• [Listed entries]:
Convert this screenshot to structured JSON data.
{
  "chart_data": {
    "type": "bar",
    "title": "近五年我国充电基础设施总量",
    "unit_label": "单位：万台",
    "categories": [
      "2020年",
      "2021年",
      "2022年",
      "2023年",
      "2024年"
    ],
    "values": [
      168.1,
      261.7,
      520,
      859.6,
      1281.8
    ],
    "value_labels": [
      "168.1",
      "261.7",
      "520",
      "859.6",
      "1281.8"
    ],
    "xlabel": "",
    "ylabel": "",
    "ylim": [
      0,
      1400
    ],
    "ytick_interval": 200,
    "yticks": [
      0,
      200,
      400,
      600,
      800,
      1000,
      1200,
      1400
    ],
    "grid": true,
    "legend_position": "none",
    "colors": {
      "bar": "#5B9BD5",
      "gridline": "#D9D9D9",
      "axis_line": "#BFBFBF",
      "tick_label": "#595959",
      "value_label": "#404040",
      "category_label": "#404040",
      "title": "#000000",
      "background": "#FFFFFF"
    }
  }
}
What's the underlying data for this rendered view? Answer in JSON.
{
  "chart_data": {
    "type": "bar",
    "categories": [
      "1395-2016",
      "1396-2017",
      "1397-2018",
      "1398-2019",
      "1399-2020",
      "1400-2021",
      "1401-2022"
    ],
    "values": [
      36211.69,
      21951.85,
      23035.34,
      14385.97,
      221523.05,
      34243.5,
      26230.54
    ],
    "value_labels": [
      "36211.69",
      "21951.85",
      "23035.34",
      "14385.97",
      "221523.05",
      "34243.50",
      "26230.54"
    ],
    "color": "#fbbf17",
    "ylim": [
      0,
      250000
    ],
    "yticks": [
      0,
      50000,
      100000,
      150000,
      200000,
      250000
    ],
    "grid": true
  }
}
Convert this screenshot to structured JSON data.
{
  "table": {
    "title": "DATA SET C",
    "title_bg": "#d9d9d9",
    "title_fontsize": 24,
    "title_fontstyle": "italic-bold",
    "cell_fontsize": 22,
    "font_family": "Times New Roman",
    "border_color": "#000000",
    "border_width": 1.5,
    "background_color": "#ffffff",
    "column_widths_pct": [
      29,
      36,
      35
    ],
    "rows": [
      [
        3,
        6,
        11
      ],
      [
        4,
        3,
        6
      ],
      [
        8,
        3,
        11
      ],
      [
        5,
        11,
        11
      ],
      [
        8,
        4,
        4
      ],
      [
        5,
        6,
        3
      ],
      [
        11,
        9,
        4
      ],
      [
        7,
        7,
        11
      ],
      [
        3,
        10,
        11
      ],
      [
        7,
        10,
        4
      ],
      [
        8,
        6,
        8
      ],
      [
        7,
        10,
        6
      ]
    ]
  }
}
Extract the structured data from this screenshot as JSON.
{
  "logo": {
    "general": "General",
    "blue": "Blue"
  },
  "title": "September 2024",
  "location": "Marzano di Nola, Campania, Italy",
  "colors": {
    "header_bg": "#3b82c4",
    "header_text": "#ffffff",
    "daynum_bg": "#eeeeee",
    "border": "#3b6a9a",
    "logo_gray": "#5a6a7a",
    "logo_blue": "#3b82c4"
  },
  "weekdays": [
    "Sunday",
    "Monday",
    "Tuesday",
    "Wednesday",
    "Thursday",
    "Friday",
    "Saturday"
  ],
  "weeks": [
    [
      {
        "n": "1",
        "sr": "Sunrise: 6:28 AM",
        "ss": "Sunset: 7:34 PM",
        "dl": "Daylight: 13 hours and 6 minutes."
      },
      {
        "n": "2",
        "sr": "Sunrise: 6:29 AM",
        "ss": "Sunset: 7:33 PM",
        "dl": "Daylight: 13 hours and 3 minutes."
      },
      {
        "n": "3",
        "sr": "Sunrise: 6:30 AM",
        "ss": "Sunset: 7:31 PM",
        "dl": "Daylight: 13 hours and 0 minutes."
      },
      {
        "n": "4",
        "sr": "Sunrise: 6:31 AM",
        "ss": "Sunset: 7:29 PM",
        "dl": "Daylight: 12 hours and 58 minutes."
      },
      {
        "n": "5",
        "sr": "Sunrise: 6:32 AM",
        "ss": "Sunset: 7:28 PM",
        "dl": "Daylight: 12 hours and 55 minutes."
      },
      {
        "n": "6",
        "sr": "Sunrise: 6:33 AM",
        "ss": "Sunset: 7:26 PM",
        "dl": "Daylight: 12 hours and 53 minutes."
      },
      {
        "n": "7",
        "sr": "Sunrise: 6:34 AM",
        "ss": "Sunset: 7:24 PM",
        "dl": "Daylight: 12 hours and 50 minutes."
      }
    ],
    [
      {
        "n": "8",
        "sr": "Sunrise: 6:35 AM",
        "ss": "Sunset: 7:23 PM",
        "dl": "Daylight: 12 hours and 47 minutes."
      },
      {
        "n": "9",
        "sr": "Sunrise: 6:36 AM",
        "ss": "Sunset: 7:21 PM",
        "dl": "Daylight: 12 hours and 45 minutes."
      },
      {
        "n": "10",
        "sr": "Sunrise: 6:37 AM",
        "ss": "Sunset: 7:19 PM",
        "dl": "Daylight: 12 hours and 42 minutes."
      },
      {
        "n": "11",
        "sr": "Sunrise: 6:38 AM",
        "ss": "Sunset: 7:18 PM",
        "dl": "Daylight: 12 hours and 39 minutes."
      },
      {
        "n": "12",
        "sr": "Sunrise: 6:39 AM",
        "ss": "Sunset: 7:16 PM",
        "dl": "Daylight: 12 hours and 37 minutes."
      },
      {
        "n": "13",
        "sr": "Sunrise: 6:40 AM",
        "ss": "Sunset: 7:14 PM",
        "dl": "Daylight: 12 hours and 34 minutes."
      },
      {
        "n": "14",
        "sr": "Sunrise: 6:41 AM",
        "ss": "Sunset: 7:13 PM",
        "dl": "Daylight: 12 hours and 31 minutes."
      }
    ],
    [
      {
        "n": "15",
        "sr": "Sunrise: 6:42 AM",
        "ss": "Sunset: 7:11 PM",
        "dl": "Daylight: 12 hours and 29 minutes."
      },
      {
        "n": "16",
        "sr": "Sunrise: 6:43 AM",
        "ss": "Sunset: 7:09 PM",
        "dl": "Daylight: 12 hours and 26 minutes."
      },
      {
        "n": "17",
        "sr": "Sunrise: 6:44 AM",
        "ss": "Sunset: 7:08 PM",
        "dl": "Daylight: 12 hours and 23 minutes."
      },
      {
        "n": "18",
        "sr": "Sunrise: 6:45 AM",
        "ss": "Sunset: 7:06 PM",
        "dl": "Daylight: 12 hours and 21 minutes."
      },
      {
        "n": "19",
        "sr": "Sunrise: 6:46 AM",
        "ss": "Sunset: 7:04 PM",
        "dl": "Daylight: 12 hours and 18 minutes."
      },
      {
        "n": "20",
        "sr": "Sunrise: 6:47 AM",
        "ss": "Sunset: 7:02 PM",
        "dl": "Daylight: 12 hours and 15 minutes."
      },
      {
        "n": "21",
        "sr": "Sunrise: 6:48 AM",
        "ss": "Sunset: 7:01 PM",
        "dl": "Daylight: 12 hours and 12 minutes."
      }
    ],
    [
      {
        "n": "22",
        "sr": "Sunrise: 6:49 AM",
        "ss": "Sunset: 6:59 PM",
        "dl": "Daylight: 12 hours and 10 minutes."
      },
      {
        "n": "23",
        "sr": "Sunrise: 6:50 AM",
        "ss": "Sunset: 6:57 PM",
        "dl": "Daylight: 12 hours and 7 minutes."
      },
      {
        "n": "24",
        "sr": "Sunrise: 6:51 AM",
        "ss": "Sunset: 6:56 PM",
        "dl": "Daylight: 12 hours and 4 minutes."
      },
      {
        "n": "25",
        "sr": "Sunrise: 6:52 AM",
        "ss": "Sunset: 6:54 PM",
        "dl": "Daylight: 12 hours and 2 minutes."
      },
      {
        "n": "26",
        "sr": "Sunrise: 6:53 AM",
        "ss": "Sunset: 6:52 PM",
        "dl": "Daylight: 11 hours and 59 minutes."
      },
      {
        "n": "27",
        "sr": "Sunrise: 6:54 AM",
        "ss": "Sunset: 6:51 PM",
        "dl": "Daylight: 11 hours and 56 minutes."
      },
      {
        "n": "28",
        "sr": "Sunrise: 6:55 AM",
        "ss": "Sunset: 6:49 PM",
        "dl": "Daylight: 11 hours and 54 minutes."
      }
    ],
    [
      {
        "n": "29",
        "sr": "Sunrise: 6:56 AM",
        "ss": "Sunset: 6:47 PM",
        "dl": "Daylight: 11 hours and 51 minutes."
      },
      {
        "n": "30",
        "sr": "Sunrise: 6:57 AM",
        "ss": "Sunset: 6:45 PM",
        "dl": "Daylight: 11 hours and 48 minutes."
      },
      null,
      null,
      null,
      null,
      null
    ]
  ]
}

• [Required task]:
Copy out every line of the data that includes "JSON".

• [Reply to the exercise]:
Convert this screenshot to structured JSON data.
What's the underlying data for this rendered view? Answer in JSON.
Convert this screenshot to structured JSON data.
Extract the structured data from this screenshot as JSON.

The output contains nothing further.